Given exercise: Each entry below should be reproduced character for character.
####################
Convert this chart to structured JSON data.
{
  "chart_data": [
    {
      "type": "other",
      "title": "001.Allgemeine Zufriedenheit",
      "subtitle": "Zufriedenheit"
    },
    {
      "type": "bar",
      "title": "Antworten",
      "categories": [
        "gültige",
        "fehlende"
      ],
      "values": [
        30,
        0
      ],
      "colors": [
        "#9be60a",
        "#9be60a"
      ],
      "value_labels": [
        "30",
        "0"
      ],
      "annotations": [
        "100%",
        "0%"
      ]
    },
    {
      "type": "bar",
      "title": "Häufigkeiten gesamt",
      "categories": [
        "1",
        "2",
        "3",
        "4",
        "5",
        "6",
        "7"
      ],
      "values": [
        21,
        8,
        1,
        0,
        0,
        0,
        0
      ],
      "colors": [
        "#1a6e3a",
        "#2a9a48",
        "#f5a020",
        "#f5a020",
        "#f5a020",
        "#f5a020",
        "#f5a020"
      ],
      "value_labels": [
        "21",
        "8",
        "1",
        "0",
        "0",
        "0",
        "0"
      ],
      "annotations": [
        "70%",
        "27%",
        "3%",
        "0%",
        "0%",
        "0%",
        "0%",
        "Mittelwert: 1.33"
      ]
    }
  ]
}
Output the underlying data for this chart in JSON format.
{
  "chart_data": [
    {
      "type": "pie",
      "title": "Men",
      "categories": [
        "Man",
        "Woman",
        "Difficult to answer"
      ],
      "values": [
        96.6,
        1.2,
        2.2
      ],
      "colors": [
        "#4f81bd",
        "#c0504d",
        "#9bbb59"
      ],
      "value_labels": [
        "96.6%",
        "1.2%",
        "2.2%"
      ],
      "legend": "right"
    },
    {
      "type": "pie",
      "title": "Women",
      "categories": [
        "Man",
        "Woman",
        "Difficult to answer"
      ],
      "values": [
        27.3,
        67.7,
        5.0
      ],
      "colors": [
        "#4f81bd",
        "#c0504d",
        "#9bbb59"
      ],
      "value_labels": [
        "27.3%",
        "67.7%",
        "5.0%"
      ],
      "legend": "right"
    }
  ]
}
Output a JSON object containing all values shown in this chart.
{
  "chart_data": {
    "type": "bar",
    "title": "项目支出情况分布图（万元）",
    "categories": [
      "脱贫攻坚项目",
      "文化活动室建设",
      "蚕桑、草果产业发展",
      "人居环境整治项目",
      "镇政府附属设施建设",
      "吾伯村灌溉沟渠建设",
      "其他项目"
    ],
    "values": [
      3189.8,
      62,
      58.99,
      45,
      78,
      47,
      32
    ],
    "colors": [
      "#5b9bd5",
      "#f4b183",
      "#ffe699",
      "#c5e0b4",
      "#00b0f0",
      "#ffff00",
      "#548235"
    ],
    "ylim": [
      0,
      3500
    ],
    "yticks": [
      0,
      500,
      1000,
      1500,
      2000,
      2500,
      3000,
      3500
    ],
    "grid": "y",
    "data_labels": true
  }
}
####################
The solution:
Convert this chart to structured JSON data.
{
  "chart_data": [
    {
      "type": "other",
      "title": "001.Allgemeine Zufriedenheit",
      "subtitle": "Zufriedenheit"
    },
    {
      "type": "bar",
      "title": "Antworten",
      "categories": [
        "gültige",
        "fehlende"
      ],
      "values": [
        30,
        0
      ],
      "colors": [
        "#9be60a",
        "#9be60a"
      ],
      "value_labels": [
        "30",
        "0"
      ],
      "annotations": [
        "100%",
        "0%"
      ]
    },
    {
      "type": "bar",
      "title": "Häufigkeiten gesamt",
      "categories": [
        "1",
        "2",
        "3",
        "4",
        "5",
        "6",
        "7"
      ],
      "values": [
        21,
        8,
        1,
        0,
        0,
        0,
        0
      ],
      "colors": [
        "#1a6e3a",
        "#2a9a48",
        "#f5a020",
        "#f5a020",
        "#f5a020",
        "#f5a020",
        "#f5a020"
      ],
      "value_labels": [
        "21",
        "8",
        "1",
        "0",
        "0",
        "0",
        "0"
      ],
      "annotations": [
        "70%",
        "27%",
        "3%",
        "0%",
        "0%",
        "0%",
        "0%",
        "Mittelwert: 1.33"
      ]
    }
  ]
}
Output the underlying data for this chart in JSON format.
{
  "chart_data": [
    {
      "type": "pie",
      "title": "Men",
      "categories": [
        "Man",
        "Woman",
        "Difficult to answer"
      ],
      "values": [
        96.6,
        1.2,
        2.2
      ],
      "colors": [
        "#4f81bd",
        "#c0504d",
        "#9bbb59"
      ],
      "value_labels": [
        "96.6%",
        "1.2%",
        "2.2%"
      ],
      "legend": "right"
    },
    {
      "type": "pie",
      "title": "Women",
      "categories": [
        "Man",
        "Woman",
        "Difficult to answer"
      ],
      "values": [
        27.3,
        67.7,
        5.0
      ],
      "colors": [
        "#4f81bd",
        "#c0504d",
        "#9bbb59"
      ],
      "value_labels": [
        "27.3%",
        "67.7%",
        "5.0%"
      ],
      "legend": "right"
    }
  ]
}
Output a JSON object containing all values shown in this chart.
{
  "chart_data": {
    "type": "bar",
    "title": "项目支出情况分布图（万元）",
    "categories": [
      "脱贫攻坚项目",
      "文化活动室建设",
      "蚕桑、草果产业发展",
      "人居环境整治项目",
      "镇政府附属设施建设",
      "吾伯村灌溉沟渠建设",
      "其他项目"
    ],
    "values": [
      3189.8,
      62,
      58.99,
      45,
      78,
      47,
      32
    ],
    "colors": [
      "#5b9bd5",
      "#f4b183",
      "#ffe699",
      "#c5e0b4",
      "#00b0f0",
      "#ffff00",
      "#548235"
    ],
    "ylim": [
      0,
      3500
    ],
    "yticks": [
      0,
      500,
      1000,
      1500,
      2000,
      2500,
      3000,
      3500
    ],
    "grid": "y",
    "data_labels": true
  }
}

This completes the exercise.